▶ **YOUR GOAL**
Transcribe the listing that follows in full, omitting pictures.

Dataset records

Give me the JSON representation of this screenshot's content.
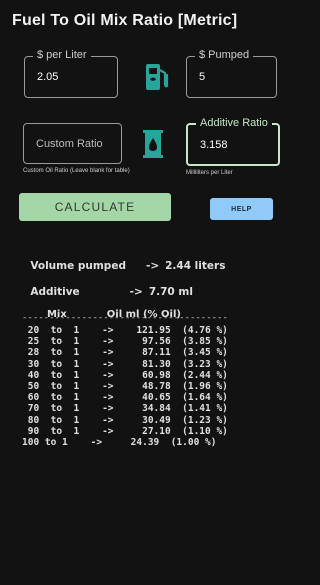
{
  "header": {
    "title": "Fuel To Oil Mix Ratio [Metric]"
  },
  "price_field": {
    "label": "$ per Liter",
    "value": "2.05"
  },
  "pumped_field": {
    "label": "$ Pumped",
    "value": "5"
  },
  "custom_ratio_field": {
    "placeholder": "Custom Ratio",
    "helper": "Custom Oil Ratio (Leave blank for table)"
  },
  "additive_field": {
    "label": "Additive Ratio",
    "value": "3.158",
    "helper": "Milliliters per Liter"
  },
  "buttons": {
    "calculate": "CALCULATE",
    "help": "HELP"
  },
  "icons": {
    "fuel": "gas-pump-icon",
    "oil": "oil-barrel-icon",
    "accent": "#a5d6a7",
    "help_color": "#90caf9",
    "icon_color": "#26a69a"
  },
  "summary": {
    "volume_label": "Volume pumped",
    "volume_arrow": "->",
    "volume_value": "2.44 liters",
    "additive_label": "Additive",
    "additive_arrow": "->",
    "additive_value": "7.70 ml"
  },
  "table": {
    "col_mix": "Mix",
    "col_oil": "Oil ml (% Oil)",
    "divider": "--------------------------------------",
    "rows": [
      " 20  to  1    ->    121.95  (4.76 %)",
      " 25  to  1    ->     97.56  (3.85 %)",
      " 28  to  1    ->     87.11  (3.45 %)",
      " 30  to  1    ->     81.30  (3.23 %)",
      " 40  to  1    ->     60.98  (2.44 %)",
      " 50  to  1    ->     48.78  (1.96 %)",
      " 60  to  1    ->     40.65  (1.64 %)",
      " 70  to  1    ->     34.84  (1.41 %)",
      " 80  to  1    ->     30.49  (1.23 %)",
      " 90  to  1    ->     27.10  (1.10 %)",
      "100 to 1    ->     24.39  (1.00 %)"
    ]
  }
}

▶ **EXERCISE RESPONSE**
Give me the JSON representation of this screenshot's content.
{
  "header": {
    "title": "Fuel To Oil Mix Ratio [Metric]"
  },
  "price_field": {
    "label": "$ per Liter",
    "value": "2.05"
  },
  "pumped_field": {
    "label": "$ Pumped",
    "value": "5"
  },
  "custom_ratio_field": {
    "placeholder": "Custom Ratio",
    "helper": "Custom Oil Ratio (Leave blank for table)"
  },
  "additive_field": {
    "label": "Additive Ratio",
    "value": "3.158",
    "helper": "Milliliters per Liter"
  },
  "buttons": {
    "calculate": "CALCULATE",
    "help": "HELP"
  },
  "icons": {
    "fuel": "gas-pump-icon",
    "oil": "oil-barrel-icon",
    "accent": "#a5d6a7",
    "help_color": "#90caf9",
    "icon_color": "#26a69a"
  },
  "summary": {
    "volume_label": "Volume pumped",
    "volume_arrow": "->",
    "volume_value": "2.44 liters",
    "additive_label": "Additive",
    "additive_arrow": "->",
    "additive_value": "7.70 ml"
  },
  "table": {
    "col_mix": "Mix",
    "col_oil": "Oil ml (% Oil)",
    "divider": "--------------------------------------",
    "rows": [
      " 20  to  1    ->    121.95  (4.76 %)",
      " 25  to  1    ->     97.56  (3.85 %)",
      " 28  to  1    ->     87.11  (3.45 %)",
      " 30  to  1    ->     81.30  (3.23 %)",
      " 40  to  1    ->     60.98  (2.44 %)",
      " 50  to  1    ->     48.78  (1.96 %)",
      " 60  to  1    ->     40.65  (1.64 %)",
      " 70  to  1    ->     34.84  (1.41 %)",
      " 80  to  1    ->     30.49  (1.23 %)",
      " 90  to  1    ->     27.10  (1.10 %)",
      "100 to 1    ->     24.39  (1.00 %)"
    ]
  }
}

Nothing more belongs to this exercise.